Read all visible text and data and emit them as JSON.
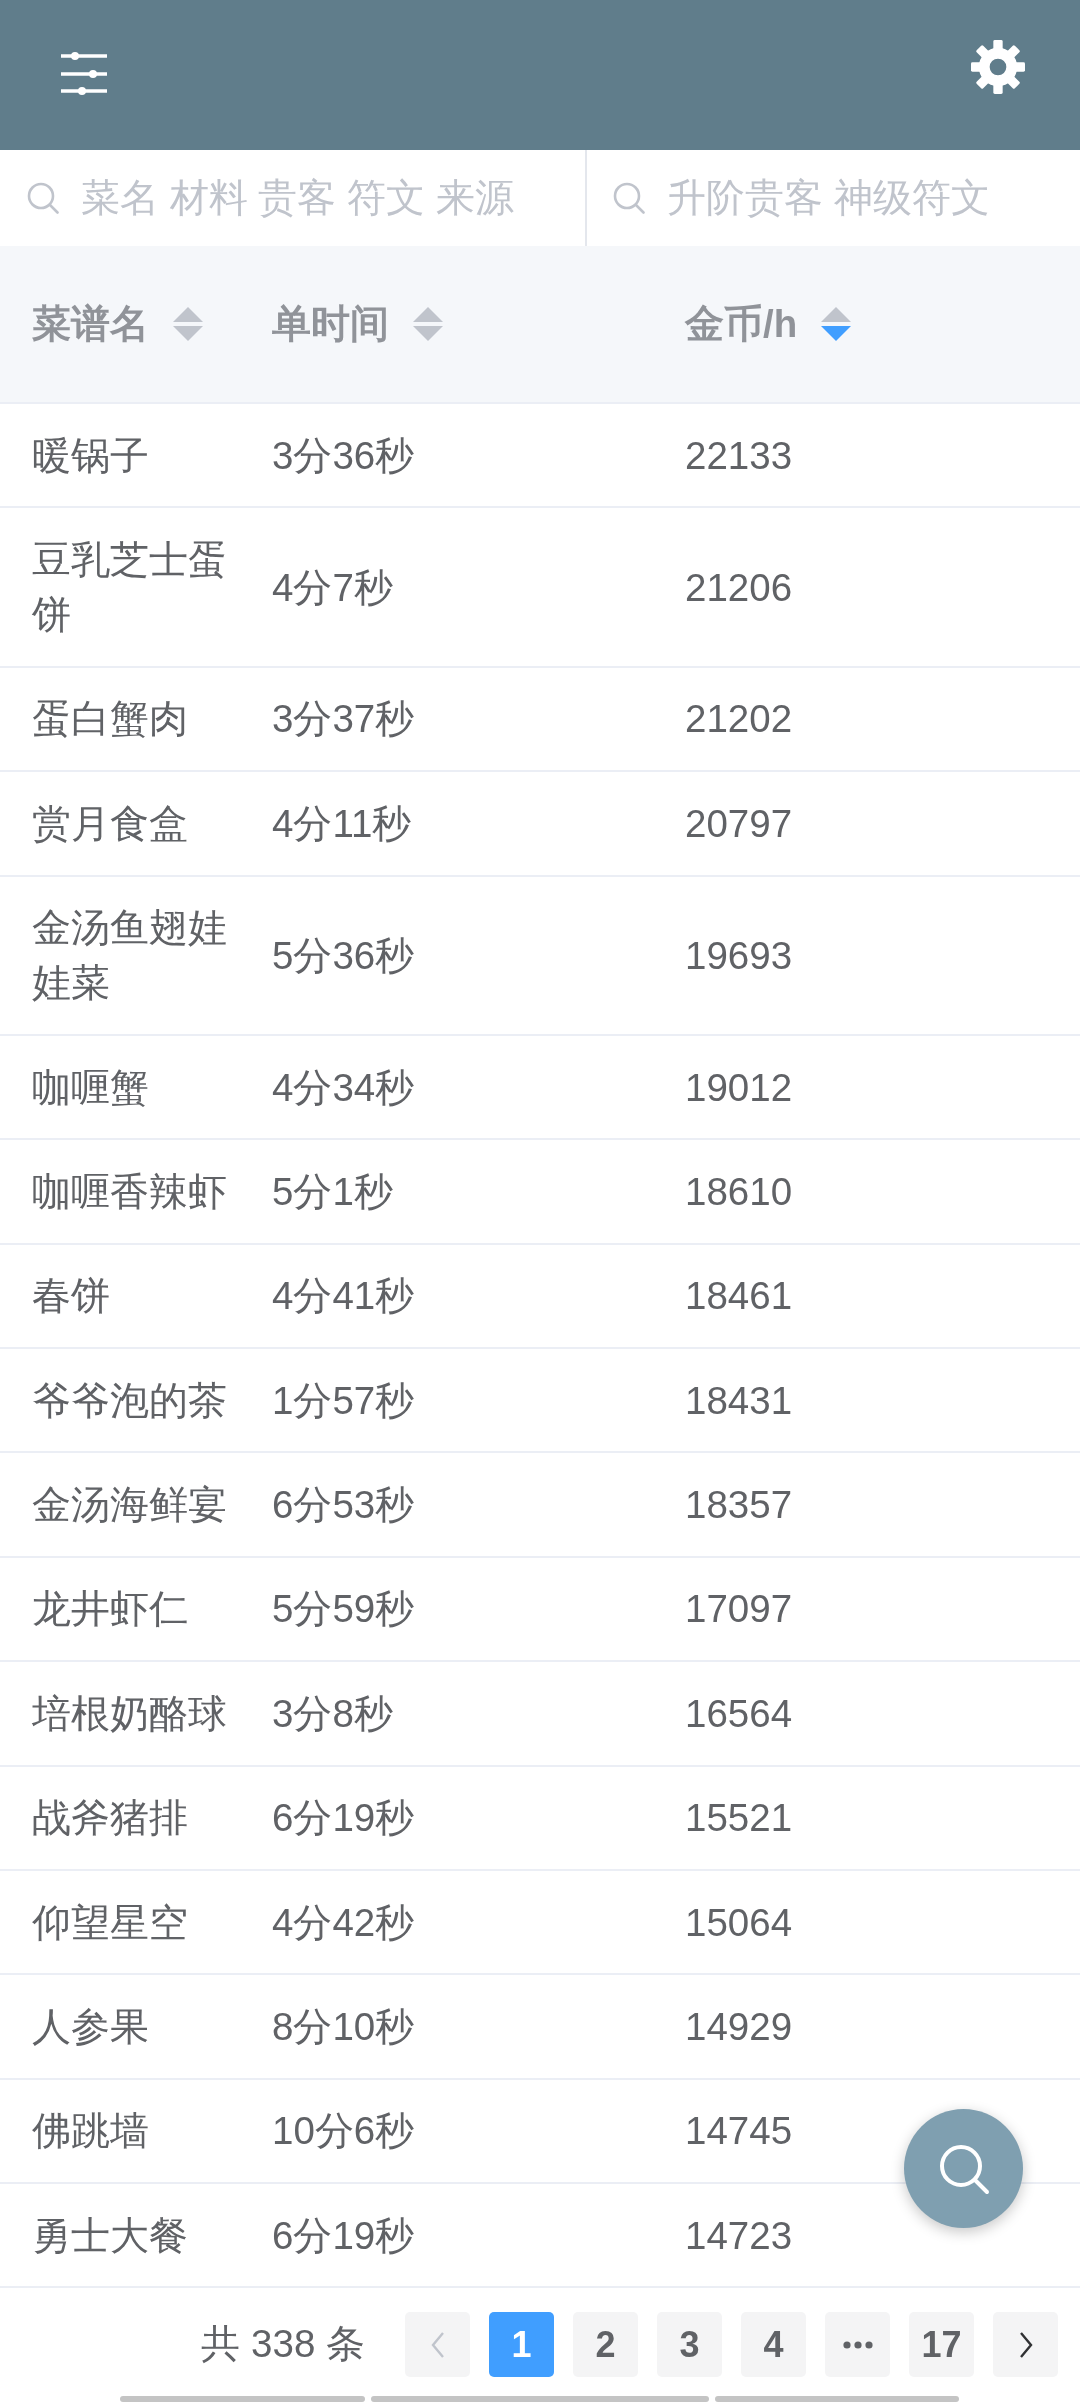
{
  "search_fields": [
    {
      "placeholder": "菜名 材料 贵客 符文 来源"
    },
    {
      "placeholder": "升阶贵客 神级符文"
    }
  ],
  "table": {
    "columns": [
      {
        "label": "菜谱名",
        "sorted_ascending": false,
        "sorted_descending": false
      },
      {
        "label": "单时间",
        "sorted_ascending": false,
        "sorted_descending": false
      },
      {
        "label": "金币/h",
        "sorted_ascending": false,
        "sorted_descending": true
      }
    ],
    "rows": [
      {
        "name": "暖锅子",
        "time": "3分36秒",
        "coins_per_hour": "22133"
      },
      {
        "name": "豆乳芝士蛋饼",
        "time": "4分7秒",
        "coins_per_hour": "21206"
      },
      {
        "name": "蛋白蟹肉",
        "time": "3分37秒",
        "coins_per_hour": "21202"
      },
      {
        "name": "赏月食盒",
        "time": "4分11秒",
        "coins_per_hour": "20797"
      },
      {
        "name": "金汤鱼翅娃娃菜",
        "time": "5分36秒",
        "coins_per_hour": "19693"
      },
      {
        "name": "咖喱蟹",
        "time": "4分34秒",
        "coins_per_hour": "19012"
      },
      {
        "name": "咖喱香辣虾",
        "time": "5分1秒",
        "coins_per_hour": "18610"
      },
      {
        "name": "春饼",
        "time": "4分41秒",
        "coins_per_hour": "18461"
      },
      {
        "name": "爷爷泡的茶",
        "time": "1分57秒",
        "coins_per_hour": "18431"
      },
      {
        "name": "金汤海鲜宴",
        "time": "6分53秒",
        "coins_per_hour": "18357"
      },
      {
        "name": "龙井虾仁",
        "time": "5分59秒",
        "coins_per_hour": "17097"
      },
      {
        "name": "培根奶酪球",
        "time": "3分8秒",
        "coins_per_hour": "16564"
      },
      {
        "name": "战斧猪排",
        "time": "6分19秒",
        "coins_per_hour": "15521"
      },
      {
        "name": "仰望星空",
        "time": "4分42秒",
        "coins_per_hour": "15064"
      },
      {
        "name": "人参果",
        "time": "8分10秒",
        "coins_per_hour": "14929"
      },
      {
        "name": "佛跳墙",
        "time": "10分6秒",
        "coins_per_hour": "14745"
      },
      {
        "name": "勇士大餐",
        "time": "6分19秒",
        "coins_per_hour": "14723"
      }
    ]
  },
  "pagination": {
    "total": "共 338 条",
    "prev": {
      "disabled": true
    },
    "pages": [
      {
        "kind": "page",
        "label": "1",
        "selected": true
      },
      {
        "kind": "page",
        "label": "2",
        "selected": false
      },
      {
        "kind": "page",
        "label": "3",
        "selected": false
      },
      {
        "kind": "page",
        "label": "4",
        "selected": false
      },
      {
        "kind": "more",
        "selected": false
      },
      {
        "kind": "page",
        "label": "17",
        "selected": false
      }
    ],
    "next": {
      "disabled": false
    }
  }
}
+---+
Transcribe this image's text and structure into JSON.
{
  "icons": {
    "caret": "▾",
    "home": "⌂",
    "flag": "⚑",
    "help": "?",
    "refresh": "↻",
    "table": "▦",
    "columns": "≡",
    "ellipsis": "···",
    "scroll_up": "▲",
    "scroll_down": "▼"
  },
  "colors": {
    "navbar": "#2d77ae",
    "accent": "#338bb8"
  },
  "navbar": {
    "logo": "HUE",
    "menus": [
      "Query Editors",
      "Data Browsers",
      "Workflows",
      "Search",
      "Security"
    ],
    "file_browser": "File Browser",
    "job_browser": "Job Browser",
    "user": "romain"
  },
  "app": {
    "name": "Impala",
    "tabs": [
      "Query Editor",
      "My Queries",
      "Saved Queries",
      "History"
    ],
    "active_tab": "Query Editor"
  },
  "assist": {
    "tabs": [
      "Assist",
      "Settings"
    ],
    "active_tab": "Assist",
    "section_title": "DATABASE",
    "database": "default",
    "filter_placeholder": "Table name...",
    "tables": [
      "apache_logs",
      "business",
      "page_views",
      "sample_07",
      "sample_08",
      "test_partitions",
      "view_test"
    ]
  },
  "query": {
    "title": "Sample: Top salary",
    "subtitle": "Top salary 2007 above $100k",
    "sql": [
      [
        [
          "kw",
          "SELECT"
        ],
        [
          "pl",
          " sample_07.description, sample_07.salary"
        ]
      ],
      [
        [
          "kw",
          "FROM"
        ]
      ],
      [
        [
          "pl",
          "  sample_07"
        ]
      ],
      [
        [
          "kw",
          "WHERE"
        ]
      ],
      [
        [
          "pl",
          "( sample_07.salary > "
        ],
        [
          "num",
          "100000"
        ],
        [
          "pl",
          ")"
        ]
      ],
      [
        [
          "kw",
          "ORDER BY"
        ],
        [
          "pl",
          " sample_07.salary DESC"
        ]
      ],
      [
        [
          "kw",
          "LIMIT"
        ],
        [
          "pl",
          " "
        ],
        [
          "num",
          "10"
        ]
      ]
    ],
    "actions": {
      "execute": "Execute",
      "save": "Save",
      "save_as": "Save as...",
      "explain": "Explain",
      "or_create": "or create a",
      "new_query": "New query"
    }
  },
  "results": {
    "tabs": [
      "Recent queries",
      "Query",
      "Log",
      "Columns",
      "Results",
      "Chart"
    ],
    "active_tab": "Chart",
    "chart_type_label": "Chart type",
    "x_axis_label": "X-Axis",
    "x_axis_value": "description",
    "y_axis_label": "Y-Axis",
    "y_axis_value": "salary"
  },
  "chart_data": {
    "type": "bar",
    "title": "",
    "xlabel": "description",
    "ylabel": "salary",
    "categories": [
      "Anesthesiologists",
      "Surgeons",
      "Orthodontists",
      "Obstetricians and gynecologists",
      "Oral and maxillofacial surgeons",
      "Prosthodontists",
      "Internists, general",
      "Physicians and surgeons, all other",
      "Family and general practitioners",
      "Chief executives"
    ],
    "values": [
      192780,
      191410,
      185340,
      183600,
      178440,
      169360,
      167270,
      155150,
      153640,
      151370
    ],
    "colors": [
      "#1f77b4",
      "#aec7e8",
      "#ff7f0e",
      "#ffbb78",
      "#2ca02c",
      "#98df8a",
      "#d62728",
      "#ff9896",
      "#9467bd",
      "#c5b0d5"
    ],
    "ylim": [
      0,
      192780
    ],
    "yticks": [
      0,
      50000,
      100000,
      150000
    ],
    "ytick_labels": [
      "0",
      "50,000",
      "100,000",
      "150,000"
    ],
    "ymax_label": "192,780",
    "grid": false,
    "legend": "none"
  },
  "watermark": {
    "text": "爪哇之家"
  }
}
+---+
• [To do]
Identify the lines in the records above that contain the word "text", then state how many there are and nothing more.

• [Output for this task]
3